━━ Reading passage ━━

The ranchera track "¿Qué Creias?" speaks of a woman who angrily tells her lover off, reminding female listeners "how men take them for granted." The "spirited mariachi kiss-off anthem" lyrically follows an unapologetic woman who refuses to take back a cheating partner. Patoski found "¿Qué Creias?" to be peculiar to Selena's cumbia repertoire, finding it to have the "markings of a traditional mariachi", bordering on "an outright theft." He further added that it showcased her "lack of restraint" emotive vocal range and "spitting out lyrics with the gritty passion of a Lucha Villa", calling it "all sass and fire." The singer said in a July 1993 interview that the song "[speaks] for all the ladies". The lyrics to "Como la Flor" are "simple, plaintive melody and aching". They speak of a woman who witnessed her former lover with another woman and must move on; she wishes them the best, and compares her relationship with her ex-lover to a flower that has withered and died. "Como la Flor" is a "catchy" pop cumbia that depicts a "lovelorn" woman in a "pleading vocal delivery" to a "lost-love". Author Deborah Paredez said that the song signaled Selena's "self-assertion" and found that fans associated the song with "a multivalent emotional register and communal sensibility". Paredez found the recording to contain "emotive chorus to ebullient choreography", and stated that it "captures and conveys" what Roland Barthes called "the grain of Selena's voice". She further added that Selena's "teardrop vocal chords" are present in "Como la Flor", adding that the recording contains a "residue of materiality". Paredez said that, with its melodic shifts, "Como la Flor" successfully "evokes Selena's presence in the elegy marking her absence".

The "street-smart R&B" track "Missing My Baby" was described by Patoski as being "state-of-the-art pop". Lyrically, "Missing My Baby" speaks of mourning an absent lover and reminiscing of rhapsodic events that she once shared with him. Jerry Johnston of the Deseret News said that Selena displayed a "Lesley Gore baby-voice" in "Missing My Baby" and that she "displays a wonderful suppleness in her voice". The Virginian-Pilot said that the song was built on hooks that recall Diana Ross's "Missing You", which is a tribute to Marvin Gaye, and the Beach Boys' "Good to My Baby". Mario Tarradell of The Dallas Morning News said that "Missing My Baby" and other tracks were added to Entre a Mi Mundo "for good measure". Guerra found the music in "Amame" to contain "fiery club rhythms", while its lyrics call on the singer's crush, asking him to love her. In the polka "Vuelve a Mi", the singer recalls the day that her lover abandoned her on a rainy day, and pleads that he returns to her.

━━━

◆ Task to complete
Condense the paragraph starting with The "street-smart R&B" track in the passage on Selena's songs into a short bulleted list that keeps its main facts. The entries play no part in the work on this passage.

━━ Records supplied ━━

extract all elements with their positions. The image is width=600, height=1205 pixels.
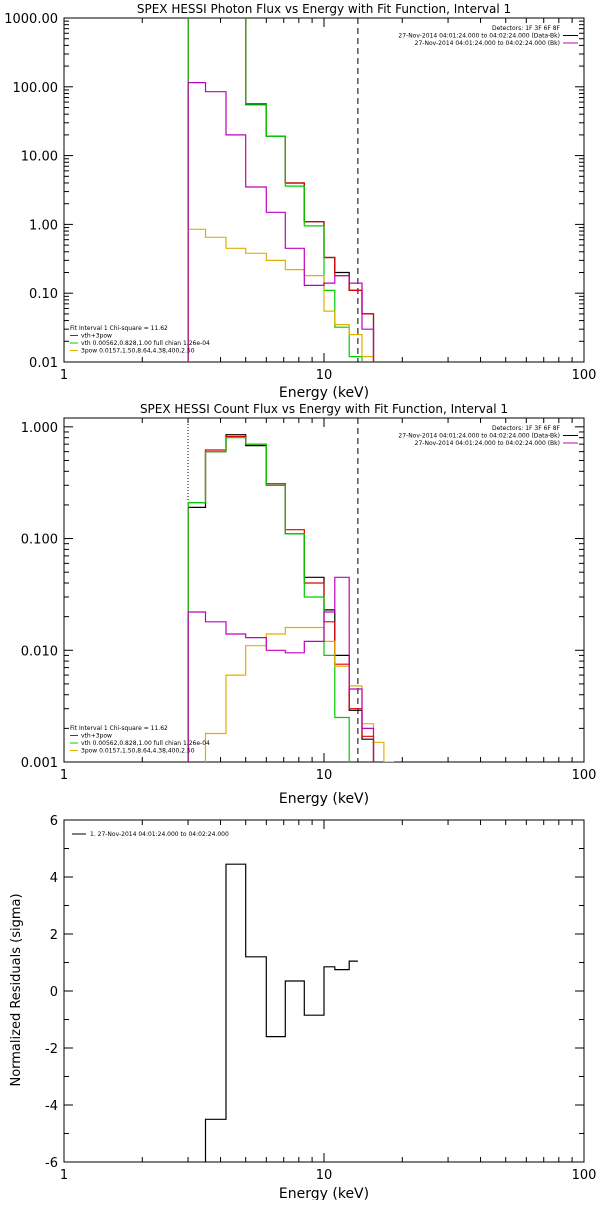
series-vth-3pow [187,18,375,362]
x-axis-label: Energy (keV) [279,385,369,401]
legend-bottom-left: Fit Interval 1 Chi-square = 11.62vth+3po… [70,725,210,755]
legend-entry: vth+3pow [81,333,112,340]
y-tick-label: -6 [45,1156,58,1171]
series-bk [187,576,375,762]
legend-entry: 27-Nov-2014 04:01:24.000 to 04:02:24.000… [415,40,560,47]
x-axis-label: Energy (keV) [279,791,369,807]
legend-entry: Detectors: 1F 3F 6F 8F [492,25,561,32]
legend-entry: 27-Nov-2014 04:01:24.000 to 04:02:24.000… [398,433,560,440]
x-tick-label: 10 [316,768,333,783]
y-tick-label: 100.00 [13,81,59,96]
series-group [187,434,395,762]
y-tick-label: 2 [50,928,58,943]
x-axis-label: Energy (keV) [279,1186,369,1200]
y-axis-label: Normalized Residuals (sigma) [9,893,24,1086]
x-tick-label: 1 [60,1168,68,1183]
x-tick-label: 100 [572,368,597,383]
x-tick-label: 10 [316,368,333,383]
legend-entry: Detectors: 1F 3F 6F 8F [492,425,561,432]
y-tick-label: 0.010 [21,644,58,659]
y-tick-label: 0.001 [21,756,58,771]
y-tick-label: 10.00 [21,150,58,165]
series-data [187,434,375,762]
legend-entry: 1. 27-Nov-2014 04:01:24.000 to 04:02:24.… [90,831,229,838]
x-tick-label: 100 [572,768,597,783]
series-group [187,18,375,362]
y-tick-label: 0.01 [29,356,58,371]
y-tick-label: -4 [45,1099,58,1114]
legend-entry: vth 0.00562,0.828,1.00 full chian 1.26e-… [81,340,210,347]
legend-bottom-left: Fit Interval 1 Chi-square = 11.62vth+3po… [70,325,210,355]
y-tick-label: 4 [50,871,58,886]
y-tick-label: 0.100 [21,533,58,548]
y-tick-label: 6 [50,814,58,829]
panel-title: SPEX HESSI Count Flux vs Energy with Fit… [140,402,508,416]
residuals-panel: Energy (keV) Normalized Residuals (sigma… [9,814,597,1202]
y-tick-label: 0.10 [29,287,58,302]
series-vth [187,437,350,762]
legend-entry: 3pow 0.0157,1.50,8.64,4.38,400,2.50 [81,348,195,355]
y-tick-label: 0 [50,985,58,1000]
legend-entry: Fit Interval 1 Chi-square = 11.62 [70,325,168,332]
y-tick-label: 1000.00 [4,12,58,27]
series-bk [187,82,375,362]
x-tick-label: 100 [572,1168,597,1183]
legend-top-left: 1. 27-Nov-2014 04:01:24.000 to 04:02:24.… [72,831,229,838]
panel-title: SPEX HESSI Photon Flux vs Energy with Fi… [137,2,511,16]
legend-entry: 27-Nov-2014 04:01:24.000 to 04:02:24.000… [415,440,560,447]
x-tick-label: 10 [316,1168,333,1183]
count-flux-panel: SPEX HESSI Count Flux vs Energy with Fit… [21,402,597,807]
series-vth-3pow [187,435,375,762]
legend-entry: Fit Interval 1 Chi-square = 11.62 [70,725,168,732]
series-data [187,18,375,362]
legend-entry: 27-Nov-2014 04:01:24.000 to 04:02:24.000… [398,33,560,40]
x-tick-label: 1 [60,768,68,783]
series-3pow [204,626,395,762]
legend-entry: vth+3pow [81,733,112,740]
legend-entry: 3pow 0.0157,1.50,8.64,4.38,400,2.50 [81,748,195,755]
photon-flux-panel: SPEX HESSI Photon Flux vs Energy with Fi… [4,2,597,401]
series-vth [187,18,363,362]
legend-entry: vth 0.00562,0.828,1.00 full chian 1.26e-… [81,740,210,747]
y-tick-label: -2 [45,1042,58,1057]
x-tick-label: 1 [60,368,68,383]
series-group [204,863,358,1162]
series-residuals [204,863,358,1162]
y-tick-label: 1.00 [29,218,58,233]
y-tick-label: 1.000 [21,421,58,436]
series-3pow [187,228,375,362]
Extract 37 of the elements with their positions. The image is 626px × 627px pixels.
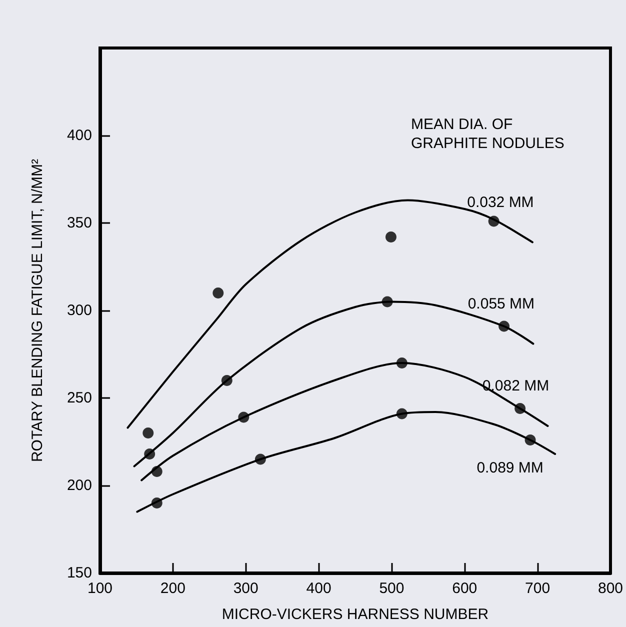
point (488, 216, 500, 227)
point (151, 498, 162, 508)
x-tick-label: 200 (160, 580, 186, 597)
point (396, 408, 408, 420)
y-tick-label: 350 (66, 214, 92, 232)
x-tick-label: 300 (233, 580, 258, 597)
x-tick-label: 400 (306, 580, 332, 597)
point (382, 296, 393, 308)
series-label: 0.055 MM (468, 295, 535, 312)
x-tick-label: 700 (525, 580, 550, 597)
annotation: MEAN DIA. OF GRAPHITE NODULES (411, 116, 564, 152)
x-tick-label: 100 (87, 580, 113, 597)
x-tick-label: 800 (598, 580, 623, 597)
x-tick-label: 500 (379, 580, 404, 597)
x-axis-title: MICRO-VICKERS HARNESS NUMBER (222, 606, 489, 623)
y-tick-label: 150 (66, 564, 92, 582)
point (142, 428, 154, 438)
series-label: 0.082 MM (482, 378, 550, 394)
y-axis-title: ROTARY BLENDING FATIGUE LIMIT, N/MM² (29, 158, 46, 462)
point (514, 403, 526, 414)
point (385, 232, 396, 242)
point (221, 375, 232, 386)
series-label: 0.089 MM (476, 460, 544, 476)
point (144, 448, 156, 460)
point (254, 454, 266, 465)
y-tick-label: 400 (66, 127, 92, 144)
point (238, 412, 250, 423)
point (396, 358, 408, 368)
point (524, 434, 536, 446)
x-tick-label: 600 (452, 580, 478, 597)
point (498, 320, 510, 332)
y-tick-label: 250 (66, 390, 92, 406)
series-label: 0.032 MM (467, 194, 534, 211)
y-tick-label: 200 (66, 477, 92, 494)
point (151, 466, 162, 477)
point (212, 288, 224, 298)
y-tick-label: 300 (66, 302, 92, 319)
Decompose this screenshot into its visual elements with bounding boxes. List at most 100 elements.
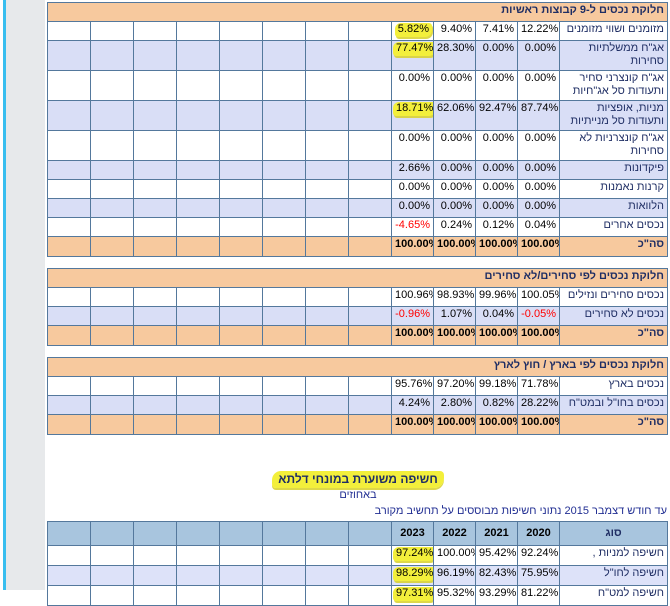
empty-cell — [219, 414, 263, 435]
delta-section-title: חשיפה משוערת במונחי דלתא — [48, 471, 668, 488]
empty-cell — [46, 130, 92, 161]
value-cell: -0.96% — [391, 306, 434, 326]
empty-cell — [90, 376, 134, 396]
empty-cell — [262, 376, 306, 396]
section-title: חלוקת נכסים לפי סחירים/לא סחירים — [46, 268, 669, 288]
empty-cell — [90, 21, 134, 41]
empty-cell — [46, 198, 92, 218]
empty-cell — [348, 40, 392, 71]
page-accent-stripe — [3, 0, 6, 590]
empty-cell — [46, 376, 92, 396]
empty-cell — [305, 198, 349, 218]
highlight-mark: 77.47% — [393, 42, 433, 56]
empty-cell — [90, 287, 134, 307]
empty-cell — [219, 376, 263, 396]
empty-cell — [133, 325, 177, 346]
empty-cell — [90, 236, 134, 257]
value-cell: 97.20% — [433, 376, 476, 396]
row-label: אג"ח קונצרני סחיר ותעודות סל אג"חיות — [559, 70, 668, 101]
value-cell: 96.19% — [433, 565, 476, 586]
empty-cell — [133, 414, 177, 435]
table-row: מניות, אופציות ותעודות סל מנייתיות 87.74%… — [46, 100, 668, 131]
empty-cell — [176, 130, 220, 161]
row-label: חשיפה לחו"ל — [559, 565, 668, 586]
empty-cell — [219, 70, 263, 101]
empty-cell — [90, 130, 134, 161]
empty-cell — [262, 217, 306, 237]
empty-cell — [348, 217, 392, 237]
empty-cell — [305, 376, 349, 396]
row-label: מזומנים ושווי מזומנים — [559, 21, 668, 41]
empty-cell — [219, 395, 263, 415]
row-label: קרנות נאמנות — [559, 179, 668, 199]
value-cell: 92.24% — [517, 545, 560, 566]
empty-cell — [176, 395, 220, 415]
empty-cell — [46, 217, 92, 237]
empty-cell — [90, 70, 134, 101]
empty-cell — [262, 179, 306, 199]
value-cell: 97.31% — [391, 585, 434, 606]
table-row: אג"ח קונצרניות לא סחירות 0.00% 0.00% 0.00% 0… — [46, 130, 668, 161]
value-cell: 81.22% — [517, 585, 560, 606]
highlight-mark: 97.31% — [393, 587, 433, 601]
value-cell: 93.29% — [475, 585, 518, 606]
empty-cell — [90, 40, 134, 71]
empty-cell — [133, 40, 177, 71]
empty-cell — [133, 130, 177, 161]
empty-cell — [133, 21, 177, 41]
empty-cell — [348, 545, 392, 566]
highlight-mark: 5.82% — [394, 23, 432, 37]
table-row: אג"ח ממשלתיות סחירות 0.00% 0.00% 28.30% 77.4… — [46, 40, 668, 71]
empty-cell — [348, 287, 392, 307]
empty-cell — [305, 325, 349, 346]
section-title: חלוקת נכסים ל-9 קבוצות ראשיות — [46, 2, 669, 22]
total-value-cell: 100.00% — [517, 236, 560, 257]
empty-cell — [348, 585, 392, 606]
value-cell: 0.00% — [433, 130, 476, 161]
empty-cell — [348, 179, 392, 199]
value-cell: 82.43% — [475, 565, 518, 586]
empty-cell — [348, 414, 392, 435]
empty-cell — [348, 100, 392, 131]
empty-cell — [219, 521, 263, 546]
value-cell: 0.00% — [517, 130, 560, 161]
empty-cell — [133, 160, 177, 180]
delta-note: עד חודש דצמבר 2015 נתוני חשיפות מבוססים … — [374, 505, 667, 517]
value-cell: 62.06% — [433, 100, 476, 131]
empty-cell — [176, 217, 220, 237]
empty-cell — [305, 545, 349, 566]
value-cell: -0.05% — [517, 306, 560, 326]
value-cell: 0.00% — [391, 130, 434, 161]
empty-cell — [46, 306, 92, 326]
value-cell: 0.00% — [433, 160, 476, 180]
value-cell: 0.12% — [475, 217, 518, 237]
empty-cell — [47, 521, 91, 546]
empty-cell — [47, 565, 91, 586]
value-cell: 0.24% — [433, 217, 476, 237]
empty-cell — [219, 198, 263, 218]
empty-cell — [219, 130, 263, 161]
value-cell: 100.05% — [517, 287, 560, 307]
empty-cell — [133, 395, 177, 415]
table-row: נכסים בארץ 71.78% 99.18% 97.20% 95.76% — [46, 376, 668, 396]
empty-cell — [90, 395, 134, 415]
empty-cell — [262, 565, 306, 586]
total-value-cell: 100.00% — [475, 325, 518, 346]
empty-cell — [133, 376, 177, 396]
value-cell: 95.42% — [475, 545, 518, 566]
empty-cell — [219, 21, 263, 41]
empty-cell — [46, 414, 92, 435]
empty-cell — [46, 70, 92, 101]
empty-cell — [133, 306, 177, 326]
empty-cell — [305, 414, 349, 435]
empty-cell — [219, 236, 263, 257]
empty-cell — [176, 198, 220, 218]
value-cell: 0.00% — [475, 40, 518, 71]
value-cell: 0.00% — [517, 40, 560, 71]
value-cell: 0.00% — [475, 130, 518, 161]
empty-cell — [176, 325, 220, 346]
row-label: נכסים סחירים ונזילים — [559, 287, 668, 307]
value-cell: 0.00% — [517, 160, 560, 180]
empty-cell — [219, 585, 263, 606]
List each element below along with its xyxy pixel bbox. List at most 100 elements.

━━━

◆ Answer for this exercise
- Patoski called the "street-smart R&B" track "Missing My Baby" "state-of-the-art pop."
- Its lyrics mourn an absent lover and recall rhapsodic times shared with him.
- Jerry Johnston of the Deseret News heard a "Lesley Gore baby-voice" and "a wonderful suppleness" in Selena's voice.
- The Virginian-Pilot said its hooks recall Diana Ross's "Missing You," a tribute to Marvin Gaye, and the Beach Boys' "Good to My Baby."
- Mario Tarradell of The Dallas Morning News said it and other tracks were added to Entre a Mi Mundo "for good measure."
- Guerra found "fiery club rhythms" in "Amame," whose lyrics ask the singer's crush to love her.
- In the polka "Vuelve a Mi," the singer recalls her lover leaving her on a rainy day and pleads for him to return.